Data in this exercise:
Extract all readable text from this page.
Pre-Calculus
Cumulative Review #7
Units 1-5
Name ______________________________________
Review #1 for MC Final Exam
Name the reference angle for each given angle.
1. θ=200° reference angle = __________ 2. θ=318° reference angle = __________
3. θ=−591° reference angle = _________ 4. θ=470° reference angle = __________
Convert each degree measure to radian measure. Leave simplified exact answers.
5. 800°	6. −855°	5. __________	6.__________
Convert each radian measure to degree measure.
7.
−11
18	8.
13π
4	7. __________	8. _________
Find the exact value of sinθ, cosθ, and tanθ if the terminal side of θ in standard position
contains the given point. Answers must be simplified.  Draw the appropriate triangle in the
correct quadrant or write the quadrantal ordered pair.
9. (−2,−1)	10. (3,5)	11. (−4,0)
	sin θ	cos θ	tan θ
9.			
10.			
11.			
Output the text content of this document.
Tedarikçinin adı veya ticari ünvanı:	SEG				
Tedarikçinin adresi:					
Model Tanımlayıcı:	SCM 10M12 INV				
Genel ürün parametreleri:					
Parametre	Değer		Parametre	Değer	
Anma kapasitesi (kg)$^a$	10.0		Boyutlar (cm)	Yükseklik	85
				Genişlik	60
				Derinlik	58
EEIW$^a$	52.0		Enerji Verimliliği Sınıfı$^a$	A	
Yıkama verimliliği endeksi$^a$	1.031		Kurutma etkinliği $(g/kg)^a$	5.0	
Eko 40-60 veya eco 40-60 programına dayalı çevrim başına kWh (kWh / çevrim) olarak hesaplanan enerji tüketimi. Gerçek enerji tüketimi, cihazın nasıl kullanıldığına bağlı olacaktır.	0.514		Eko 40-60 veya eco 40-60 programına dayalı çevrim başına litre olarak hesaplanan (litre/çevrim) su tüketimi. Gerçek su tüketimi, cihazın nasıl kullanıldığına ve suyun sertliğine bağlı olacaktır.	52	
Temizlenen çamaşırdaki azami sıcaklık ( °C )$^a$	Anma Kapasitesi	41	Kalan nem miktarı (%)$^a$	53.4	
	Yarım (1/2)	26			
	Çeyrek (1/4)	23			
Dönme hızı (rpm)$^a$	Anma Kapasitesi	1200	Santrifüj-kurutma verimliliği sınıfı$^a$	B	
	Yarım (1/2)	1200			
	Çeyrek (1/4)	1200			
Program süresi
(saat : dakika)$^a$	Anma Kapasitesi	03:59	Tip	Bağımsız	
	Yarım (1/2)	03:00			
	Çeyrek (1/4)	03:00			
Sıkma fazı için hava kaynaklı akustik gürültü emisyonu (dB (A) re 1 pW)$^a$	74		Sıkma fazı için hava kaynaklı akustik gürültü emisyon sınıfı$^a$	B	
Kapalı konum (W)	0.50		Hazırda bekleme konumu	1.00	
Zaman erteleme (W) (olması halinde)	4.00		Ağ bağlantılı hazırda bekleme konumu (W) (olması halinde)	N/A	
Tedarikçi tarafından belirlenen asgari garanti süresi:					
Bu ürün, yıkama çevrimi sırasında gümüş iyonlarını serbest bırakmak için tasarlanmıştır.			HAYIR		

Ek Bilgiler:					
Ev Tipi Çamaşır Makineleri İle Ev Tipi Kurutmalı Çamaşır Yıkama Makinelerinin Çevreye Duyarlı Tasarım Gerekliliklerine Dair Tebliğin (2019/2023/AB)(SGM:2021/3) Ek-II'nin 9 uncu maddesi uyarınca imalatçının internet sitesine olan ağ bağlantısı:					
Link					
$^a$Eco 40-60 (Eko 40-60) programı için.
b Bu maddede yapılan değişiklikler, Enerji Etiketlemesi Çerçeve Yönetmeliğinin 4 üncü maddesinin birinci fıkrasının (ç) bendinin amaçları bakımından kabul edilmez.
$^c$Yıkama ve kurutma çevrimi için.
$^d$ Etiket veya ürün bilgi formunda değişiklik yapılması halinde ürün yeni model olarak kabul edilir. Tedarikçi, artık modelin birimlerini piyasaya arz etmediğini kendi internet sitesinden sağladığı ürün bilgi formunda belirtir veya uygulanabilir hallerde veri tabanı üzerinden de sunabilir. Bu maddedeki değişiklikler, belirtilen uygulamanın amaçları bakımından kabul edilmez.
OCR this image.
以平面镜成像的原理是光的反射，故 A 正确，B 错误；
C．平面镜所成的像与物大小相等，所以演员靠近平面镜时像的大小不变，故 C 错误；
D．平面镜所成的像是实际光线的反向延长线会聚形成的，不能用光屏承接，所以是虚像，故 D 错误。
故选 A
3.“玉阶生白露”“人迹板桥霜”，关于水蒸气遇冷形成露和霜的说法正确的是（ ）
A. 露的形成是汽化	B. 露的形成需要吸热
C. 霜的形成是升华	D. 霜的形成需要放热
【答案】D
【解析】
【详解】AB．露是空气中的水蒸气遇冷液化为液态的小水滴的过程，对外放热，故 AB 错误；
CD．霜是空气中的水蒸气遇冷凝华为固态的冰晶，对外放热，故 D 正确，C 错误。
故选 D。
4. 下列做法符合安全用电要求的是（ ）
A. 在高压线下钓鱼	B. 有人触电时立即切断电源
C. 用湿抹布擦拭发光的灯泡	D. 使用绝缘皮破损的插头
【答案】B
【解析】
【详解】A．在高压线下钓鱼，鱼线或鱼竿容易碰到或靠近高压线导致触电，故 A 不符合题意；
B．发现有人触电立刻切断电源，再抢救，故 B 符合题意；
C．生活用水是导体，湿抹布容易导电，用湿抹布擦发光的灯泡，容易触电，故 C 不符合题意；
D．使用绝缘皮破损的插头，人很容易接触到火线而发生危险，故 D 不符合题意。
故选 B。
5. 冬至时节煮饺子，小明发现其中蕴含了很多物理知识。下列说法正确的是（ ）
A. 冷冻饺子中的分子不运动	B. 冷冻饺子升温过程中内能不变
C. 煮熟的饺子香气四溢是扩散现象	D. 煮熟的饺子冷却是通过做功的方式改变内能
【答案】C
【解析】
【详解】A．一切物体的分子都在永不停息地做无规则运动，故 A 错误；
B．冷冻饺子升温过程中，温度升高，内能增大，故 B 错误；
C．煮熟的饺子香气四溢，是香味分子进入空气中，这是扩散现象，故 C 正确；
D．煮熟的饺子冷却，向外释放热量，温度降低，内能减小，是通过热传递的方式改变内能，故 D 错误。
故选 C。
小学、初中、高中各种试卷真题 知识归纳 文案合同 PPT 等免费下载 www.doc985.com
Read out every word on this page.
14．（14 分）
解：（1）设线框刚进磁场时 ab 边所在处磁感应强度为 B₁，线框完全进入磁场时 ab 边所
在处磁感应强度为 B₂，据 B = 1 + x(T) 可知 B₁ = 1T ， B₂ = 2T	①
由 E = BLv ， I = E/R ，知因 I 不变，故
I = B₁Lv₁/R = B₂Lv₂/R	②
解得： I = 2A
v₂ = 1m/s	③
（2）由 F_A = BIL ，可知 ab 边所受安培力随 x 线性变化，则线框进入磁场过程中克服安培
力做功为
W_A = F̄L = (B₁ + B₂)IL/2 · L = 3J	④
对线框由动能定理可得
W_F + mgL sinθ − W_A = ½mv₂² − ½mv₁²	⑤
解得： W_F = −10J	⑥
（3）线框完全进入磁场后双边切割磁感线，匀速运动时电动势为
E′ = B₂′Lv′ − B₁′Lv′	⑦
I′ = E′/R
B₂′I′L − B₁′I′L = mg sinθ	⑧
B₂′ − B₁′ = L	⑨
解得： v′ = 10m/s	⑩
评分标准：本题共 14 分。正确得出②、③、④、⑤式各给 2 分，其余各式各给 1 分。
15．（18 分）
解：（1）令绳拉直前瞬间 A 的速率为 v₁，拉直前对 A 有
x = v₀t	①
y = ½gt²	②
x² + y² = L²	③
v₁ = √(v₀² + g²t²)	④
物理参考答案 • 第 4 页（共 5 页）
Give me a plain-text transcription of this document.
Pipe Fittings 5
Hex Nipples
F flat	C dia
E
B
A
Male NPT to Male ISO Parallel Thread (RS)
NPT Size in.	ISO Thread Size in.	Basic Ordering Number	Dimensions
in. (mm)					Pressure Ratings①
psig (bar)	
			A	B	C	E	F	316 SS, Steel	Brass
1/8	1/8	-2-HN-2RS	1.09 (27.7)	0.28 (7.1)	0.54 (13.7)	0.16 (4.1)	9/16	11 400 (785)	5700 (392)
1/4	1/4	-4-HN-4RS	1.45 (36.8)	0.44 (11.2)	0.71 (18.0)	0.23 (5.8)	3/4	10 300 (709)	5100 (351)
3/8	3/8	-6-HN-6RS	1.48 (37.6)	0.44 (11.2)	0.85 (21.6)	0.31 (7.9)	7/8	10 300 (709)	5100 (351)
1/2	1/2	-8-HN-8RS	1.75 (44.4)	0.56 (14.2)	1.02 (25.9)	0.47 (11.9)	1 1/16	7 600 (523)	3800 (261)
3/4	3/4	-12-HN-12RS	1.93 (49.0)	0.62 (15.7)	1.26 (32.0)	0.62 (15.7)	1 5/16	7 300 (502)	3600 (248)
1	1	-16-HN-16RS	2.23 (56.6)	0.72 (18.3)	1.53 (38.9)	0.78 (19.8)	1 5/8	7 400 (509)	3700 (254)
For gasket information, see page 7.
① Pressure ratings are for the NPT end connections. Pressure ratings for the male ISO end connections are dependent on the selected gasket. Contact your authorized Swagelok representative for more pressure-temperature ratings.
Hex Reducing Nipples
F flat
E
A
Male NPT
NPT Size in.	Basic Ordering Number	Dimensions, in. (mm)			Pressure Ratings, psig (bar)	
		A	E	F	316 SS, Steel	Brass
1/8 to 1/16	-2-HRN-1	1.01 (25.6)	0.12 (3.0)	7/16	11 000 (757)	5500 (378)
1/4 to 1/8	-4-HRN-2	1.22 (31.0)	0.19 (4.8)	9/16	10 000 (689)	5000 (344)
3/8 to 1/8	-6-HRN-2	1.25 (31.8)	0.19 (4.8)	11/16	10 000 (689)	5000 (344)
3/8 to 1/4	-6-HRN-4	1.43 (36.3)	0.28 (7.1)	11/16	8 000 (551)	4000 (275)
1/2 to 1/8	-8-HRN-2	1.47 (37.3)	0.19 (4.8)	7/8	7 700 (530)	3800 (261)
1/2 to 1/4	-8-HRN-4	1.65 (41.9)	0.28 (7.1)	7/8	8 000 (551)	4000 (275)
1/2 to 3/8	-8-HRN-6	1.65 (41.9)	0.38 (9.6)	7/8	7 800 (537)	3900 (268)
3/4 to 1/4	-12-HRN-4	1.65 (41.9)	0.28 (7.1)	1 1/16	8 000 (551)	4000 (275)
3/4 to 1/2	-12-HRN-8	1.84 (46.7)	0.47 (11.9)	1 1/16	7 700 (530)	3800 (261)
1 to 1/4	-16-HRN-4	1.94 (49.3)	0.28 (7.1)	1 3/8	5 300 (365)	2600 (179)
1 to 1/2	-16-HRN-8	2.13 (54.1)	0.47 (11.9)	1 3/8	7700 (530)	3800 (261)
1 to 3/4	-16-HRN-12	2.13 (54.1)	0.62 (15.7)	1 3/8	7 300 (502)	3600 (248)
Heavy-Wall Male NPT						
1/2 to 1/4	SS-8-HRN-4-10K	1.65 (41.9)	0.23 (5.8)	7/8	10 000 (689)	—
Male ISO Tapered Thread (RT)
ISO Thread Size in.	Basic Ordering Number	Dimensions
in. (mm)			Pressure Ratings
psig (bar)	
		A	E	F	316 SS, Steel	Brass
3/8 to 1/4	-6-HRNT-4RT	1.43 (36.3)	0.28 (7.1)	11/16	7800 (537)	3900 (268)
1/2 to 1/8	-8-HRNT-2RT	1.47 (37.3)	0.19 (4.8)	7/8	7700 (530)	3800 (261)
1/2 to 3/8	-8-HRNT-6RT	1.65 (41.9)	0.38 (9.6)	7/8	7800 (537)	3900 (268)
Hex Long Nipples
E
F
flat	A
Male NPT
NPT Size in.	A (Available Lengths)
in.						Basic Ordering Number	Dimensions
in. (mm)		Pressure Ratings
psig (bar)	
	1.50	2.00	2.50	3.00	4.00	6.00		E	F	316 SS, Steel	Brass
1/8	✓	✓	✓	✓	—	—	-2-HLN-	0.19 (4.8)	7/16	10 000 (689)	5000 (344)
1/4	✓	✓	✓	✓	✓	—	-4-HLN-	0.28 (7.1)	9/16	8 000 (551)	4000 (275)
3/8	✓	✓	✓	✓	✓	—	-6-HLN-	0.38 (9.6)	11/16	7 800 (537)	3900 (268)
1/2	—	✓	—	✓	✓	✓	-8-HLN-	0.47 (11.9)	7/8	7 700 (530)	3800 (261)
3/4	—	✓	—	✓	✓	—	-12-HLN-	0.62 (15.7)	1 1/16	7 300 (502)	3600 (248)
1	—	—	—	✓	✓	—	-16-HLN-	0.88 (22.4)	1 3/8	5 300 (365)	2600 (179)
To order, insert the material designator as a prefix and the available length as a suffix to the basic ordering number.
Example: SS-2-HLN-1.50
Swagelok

Directions for this task:
Return each line among the entries that holds the word "sinθ".

Final answer:
Find the exact value of sinθ, cosθ, and tanθ if the terminal side of θ in standard position
W_F + mgL sinθ − W_A = ½mv₂² − ½mv₁²	⑤
B₂′I′L − B₁′I′L = mg sinθ	⑧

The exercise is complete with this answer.